Print each line of the material below without changing anything. Leave the pictures out.

# Entries for boxed elements:
_____

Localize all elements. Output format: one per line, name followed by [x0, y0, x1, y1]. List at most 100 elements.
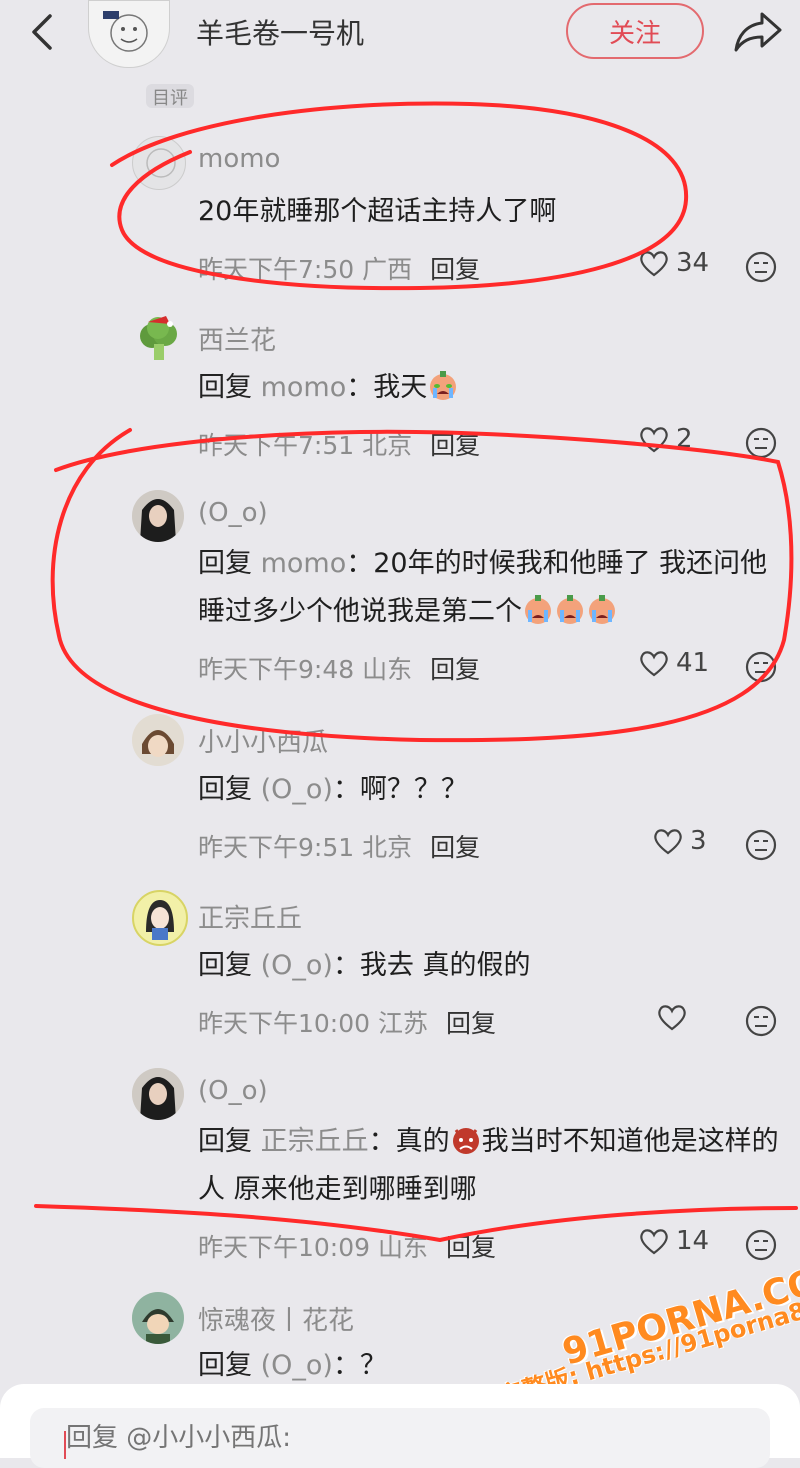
- like-button[interactable]: [656, 1002, 688, 1032]
- reply-target[interactable]: 正宗丘丘: [261, 1126, 369, 1157]
- reply-prefix: 回复: [198, 1126, 252, 1157]
- comment-meta: 昨天下午9:48 山东 回复: [198, 650, 480, 686]
- section-label: 目评: [146, 84, 194, 108]
- comment-meta: 昨天下午7:51 北京 回复: [198, 426, 480, 462]
- comment-text: 回复 momo：20年的时候我和他睡了 我还问他睡过多少个他说我是第二个: [198, 540, 788, 636]
- reply-button[interactable]: 回复: [430, 833, 480, 862]
- avatar[interactable]: [132, 490, 184, 542]
- reply-target[interactable]: (O_o): [261, 774, 333, 805]
- back-arrow-icon[interactable]: [24, 10, 60, 54]
- avatar[interactable]: [132, 890, 188, 946]
- like-count: 14: [676, 1226, 710, 1256]
- dislike-face-icon[interactable]: [744, 426, 778, 460]
- heart-icon: [654, 829, 682, 855]
- comment-time: 昨天下午10:00 江苏: [198, 1009, 428, 1038]
- reply-prefix: 回复: [198, 548, 252, 579]
- heart-icon: [640, 251, 668, 277]
- heart-icon: [640, 651, 668, 677]
- like-button[interactable]: 14: [638, 1226, 709, 1256]
- crying-emoji-icon: [525, 595, 551, 624]
- crying-emoji-icon: [430, 371, 457, 400]
- like-button[interactable]: 3: [652, 826, 707, 856]
- page-title: 羊毛卷一号机: [196, 17, 365, 50]
- comment-meta: 昨天下午10:00 江苏 回复: [198, 1004, 496, 1040]
- dislike-face-icon[interactable]: [744, 1228, 778, 1262]
- comment-author[interactable]: momo: [198, 144, 280, 174]
- comment-meta: 昨天下午7:50 广西 回复: [198, 250, 480, 286]
- comment-author[interactable]: 正宗丘丘: [198, 898, 302, 935]
- reply-prefix: 回复: [198, 950, 252, 981]
- comment-body: ：真的: [368, 1126, 450, 1157]
- like-count: 41: [676, 648, 710, 678]
- reply-prefix: 回复: [198, 774, 252, 805]
- top-bar: 羊毛卷一号机 关注: [0, 0, 800, 68]
- comment-meta: 昨天下午9:51 北京 回复: [198, 828, 480, 864]
- avatar[interactable]: [132, 136, 186, 190]
- like-count: 2: [676, 424, 693, 454]
- reply-target[interactable]: momo: [261, 372, 347, 403]
- sketch-avatar-icon: [146, 148, 176, 178]
- comment-body: ：啊？？？: [332, 774, 468, 805]
- comment-time: 昨天下午10:09 山东: [198, 1233, 428, 1262]
- crying-emoji-icon: [557, 595, 583, 624]
- child-avatar-icon: [132, 714, 184, 766]
- comment-body: ：我天: [346, 372, 428, 403]
- reply-panel: [0, 1384, 800, 1468]
- dislike-face-icon[interactable]: [744, 828, 778, 862]
- comment-meta: 昨天下午10:09 山东 回复: [198, 1228, 496, 1264]
- comment-text: 回复 momo：我天: [198, 364, 788, 412]
- like-count: 34: [676, 248, 710, 278]
- reply-button[interactable]: 回复: [430, 655, 480, 684]
- like-button[interactable]: 34: [638, 248, 709, 278]
- anime-avatar-icon: [132, 1292, 184, 1344]
- reply-prefix: 回复: [198, 1350, 252, 1381]
- like-button[interactable]: 41: [638, 648, 709, 678]
- reply-prefix: 回复: [198, 372, 252, 403]
- broccoli-avatar-icon: [140, 316, 177, 360]
- heart-icon: [640, 1229, 668, 1255]
- reply-button[interactable]: 回复: [430, 431, 480, 460]
- comment-text: 回复 正宗丘丘：真的 我当时不知道他是这样的人 原来他走到哪睡到哪: [198, 1118, 788, 1214]
- share-icon[interactable]: [732, 8, 784, 54]
- angry-emoji-icon: [452, 1128, 479, 1154]
- reply-target[interactable]: (O_o): [261, 1350, 333, 1381]
- comment-text: 回复 (O_o)：啊？？？: [198, 766, 788, 814]
- heart-icon: [640, 427, 668, 453]
- comment-time: 昨天下午7:50 广西: [198, 255, 413, 284]
- avatar[interactable]: [132, 312, 184, 364]
- dislike-face-icon[interactable]: [744, 650, 778, 684]
- dislike-face-icon[interactable]: [744, 250, 778, 284]
- comment-author[interactable]: 惊魂夜丨花花: [198, 1300, 354, 1337]
- like-count: 3: [690, 826, 707, 856]
- sketch-avatar-icon: [103, 11, 148, 52]
- comment-time: 昨天下午9:48 山东: [198, 655, 413, 684]
- reply-button[interactable]: 回复: [430, 255, 480, 284]
- cartoon-girl-avatar-icon: [146, 900, 174, 940]
- avatar[interactable]: [132, 714, 184, 766]
- comment-body: ：我去 真的假的: [332, 950, 531, 981]
- reply-target[interactable]: momo: [261, 548, 347, 579]
- comment-author[interactable]: (O_o): [198, 1076, 268, 1106]
- comment-text: 回复 (O_o)：我去 真的假的: [198, 942, 788, 990]
- person-avatar-icon: [132, 490, 184, 542]
- text-caret: [64, 1431, 66, 1459]
- avatar[interactable]: [132, 1292, 184, 1344]
- comment-author[interactable]: 小小小西瓜: [198, 722, 328, 759]
- crying-emoji-icon: [589, 595, 615, 624]
- avatar[interactable]: [132, 1068, 184, 1120]
- reply-target[interactable]: (O_o): [261, 950, 333, 981]
- person-avatar-icon: [132, 1068, 184, 1120]
- comment-time: 昨天下午9:51 北京: [198, 833, 413, 862]
- follow-button[interactable]: 关注: [566, 3, 704, 59]
- reply-button[interactable]: 回复: [446, 1009, 496, 1038]
- comment-text: 20年就睡那个超话主持人了啊: [198, 196, 557, 227]
- comment-author[interactable]: 西兰花: [198, 320, 276, 357]
- reply-button[interactable]: 回复: [446, 1233, 496, 1262]
- comment-time: 昨天下午7:51 北京: [198, 431, 413, 460]
- comment-author[interactable]: (O_o): [198, 498, 268, 528]
- reply-input[interactable]: [30, 1408, 770, 1468]
- like-button[interactable]: 2: [638, 424, 693, 454]
- author-avatar[interactable]: [88, 0, 170, 68]
- dislike-face-icon[interactable]: [744, 1004, 778, 1038]
- heart-icon: [658, 1005, 686, 1031]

_____

# Solved exercise:
Localize all elements. Output format: one per line, name followed by [x0, y0, x1, y1]. List at most 100 elements.
- like-button[interactable]: [656, 1002, 688, 1032]
- reply-target[interactable]: 正宗丘丘: [261, 1126, 369, 1157]
- reply-prefix: 回复: [198, 1126, 252, 1157]
- comment-meta: 昨天下午9:48 山东 回复: [198, 650, 480, 686]
- section-label: 目评: [146, 84, 194, 108]
- comment-meta: 昨天下午7:51 北京 回复: [198, 426, 480, 462]
- comment-text: 回复 momo：20年的时候我和他睡了 我还问他睡过多少个他说我是第二个: [198, 540, 788, 636]
- reply-button[interactable]: 回复: [430, 833, 480, 862]
- avatar[interactable]: [132, 490, 184, 542]
- reply-target[interactable]: (O_o): [261, 774, 333, 805]
- back-arrow-icon[interactable]: [24, 10, 60, 54]
- avatar[interactable]: [132, 890, 188, 946]
- like-count: 14: [676, 1226, 710, 1256]
- dislike-face-icon[interactable]: [744, 426, 778, 460]
- heart-icon: [654, 829, 682, 855]
- comment-time: 昨天下午10:00 江苏: [198, 1009, 428, 1038]
- reply-prefix: 回复: [198, 548, 252, 579]
- heart-icon: [640, 251, 668, 277]
- heart-icon: [640, 651, 668, 677]
- like-button[interactable]: 14: [638, 1226, 709, 1256]
- crying-emoji-icon: [525, 595, 551, 624]
- crying-emoji-icon: [430, 371, 457, 400]
- like-button[interactable]: 3: [652, 826, 707, 856]
- page-title: 羊毛卷一号机: [196, 17, 365, 50]
- comment-meta: 昨天下午10:00 江苏 回复: [198, 1004, 496, 1040]
- dislike-face-icon[interactable]: [744, 1228, 778, 1262]
- comment-author[interactable]: momo: [198, 144, 280, 174]
- comment-meta: 昨天下午7:50 广西 回复: [198, 250, 480, 286]
- comment-author[interactable]: 正宗丘丘: [198, 898, 302, 935]
- reply-prefix: 回复: [198, 950, 252, 981]
- comment-body: ：真的: [368, 1126, 450, 1157]
- like-count: 41: [676, 648, 710, 678]
- reply-prefix: 回复: [198, 774, 252, 805]
- top-bar: 羊毛卷一号机 关注: [0, 0, 800, 68]
- comment-meta: 昨天下午9:51 北京 回复: [198, 828, 480, 864]
- avatar[interactable]: [132, 136, 186, 190]
- like-count: 2: [676, 424, 693, 454]
- reply-target[interactable]: momo: [261, 372, 347, 403]
- sketch-avatar-icon: [146, 148, 176, 178]
- comment-body: ：啊？？？: [332, 774, 468, 805]
- comment-time: 昨天下午10:09 山东: [198, 1233, 428, 1262]
- crying-emoji-icon: [557, 595, 583, 624]
- child-avatar-icon: [132, 714, 184, 766]
- comment-body: ：我天: [346, 372, 428, 403]
- reply-panel: [0, 1384, 800, 1468]
- dislike-face-icon[interactable]: [744, 828, 778, 862]
- comment-meta: 昨天下午10:09 山东 回复: [198, 1228, 496, 1264]
- comment-text: 回复 momo：我天: [198, 364, 788, 412]
- like-count: 34: [676, 248, 710, 278]
- reply-button[interactable]: 回复: [430, 655, 480, 684]
- like-button[interactable]: 34: [638, 248, 709, 278]
- anime-avatar-icon: [132, 1292, 184, 1344]
- reply-prefix: 回复: [198, 1350, 252, 1381]
- like-button[interactable]: 41: [638, 648, 709, 678]
- reply-prefix: 回复: [198, 372, 252, 403]
- broccoli-avatar-icon: [140, 316, 177, 360]
- heart-icon: [640, 1229, 668, 1255]
- reply-button[interactable]: 回复: [430, 431, 480, 460]
- comment-text: 回复 正宗丘丘：真的 我当时不知道他是这样的人 原来他走到哪睡到哪: [198, 1118, 788, 1214]
- share-icon[interactable]: [732, 8, 784, 54]
- angry-emoji-icon: [452, 1128, 479, 1154]
- reply-target[interactable]: (O_o): [261, 1350, 333, 1381]
- comment-text: 回复 (O_o)：啊？？？: [198, 766, 788, 814]
- heart-icon: [640, 427, 668, 453]
- comment-time: 昨天下午7:50 广西: [198, 255, 413, 284]
- avatar[interactable]: [132, 312, 184, 364]
- dislike-face-icon[interactable]: [744, 650, 778, 684]
- dislike-face-icon[interactable]: [744, 250, 778, 284]
- comment-author[interactable]: 惊魂夜丨花花: [198, 1300, 354, 1337]
- like-count: 3: [690, 826, 707, 856]
- sketch-avatar-icon: [103, 11, 148, 52]
- comment-time: 昨天下午9:48 山东: [198, 655, 413, 684]
- reply-button[interactable]: 回复: [430, 255, 480, 284]
- cartoon-girl-avatar-icon: [146, 900, 174, 940]
- avatar[interactable]: [132, 714, 184, 766]
- comment-body: ：我去 真的假的: [332, 950, 531, 981]
- reply-target[interactable]: momo: [261, 548, 347, 579]
- comment-author[interactable]: (O_o): [198, 1076, 268, 1106]
- comment-text: 回复 (O_o)：我去 真的假的: [198, 942, 788, 990]
- person-avatar-icon: [132, 490, 184, 542]
- text-caret: [64, 1431, 66, 1459]
- avatar[interactable]: [132, 1292, 184, 1344]
- comment-author[interactable]: 小小小西瓜: [198, 722, 328, 759]
- crying-emoji-icon: [589, 595, 615, 624]
- avatar[interactable]: [132, 1068, 184, 1120]
- reply-target[interactable]: (O_o): [261, 950, 333, 981]
- person-avatar-icon: [132, 1068, 184, 1120]
- comment-time: 昨天下午9:51 北京: [198, 833, 413, 862]
- follow-button[interactable]: 关注: [566, 3, 704, 59]
- reply-button[interactable]: 回复: [446, 1009, 496, 1038]
- comment-text: 20年就睡那个超话主持人了啊: [198, 196, 557, 227]
- comment-author[interactable]: 西兰花: [198, 320, 276, 357]
- reply-button[interactable]: 回复: [446, 1233, 496, 1262]
- comment-time: 昨天下午7:51 北京: [198, 431, 413, 460]
- comment-author[interactable]: (O_o): [198, 498, 268, 528]
- reply-input[interactable]: [30, 1408, 770, 1468]
- like-button[interactable]: 2: [638, 424, 693, 454]
- author-avatar[interactable]: [88, 0, 170, 68]
- dislike-face-icon[interactable]: [744, 1004, 778, 1038]
- heart-icon: [658, 1005, 686, 1031]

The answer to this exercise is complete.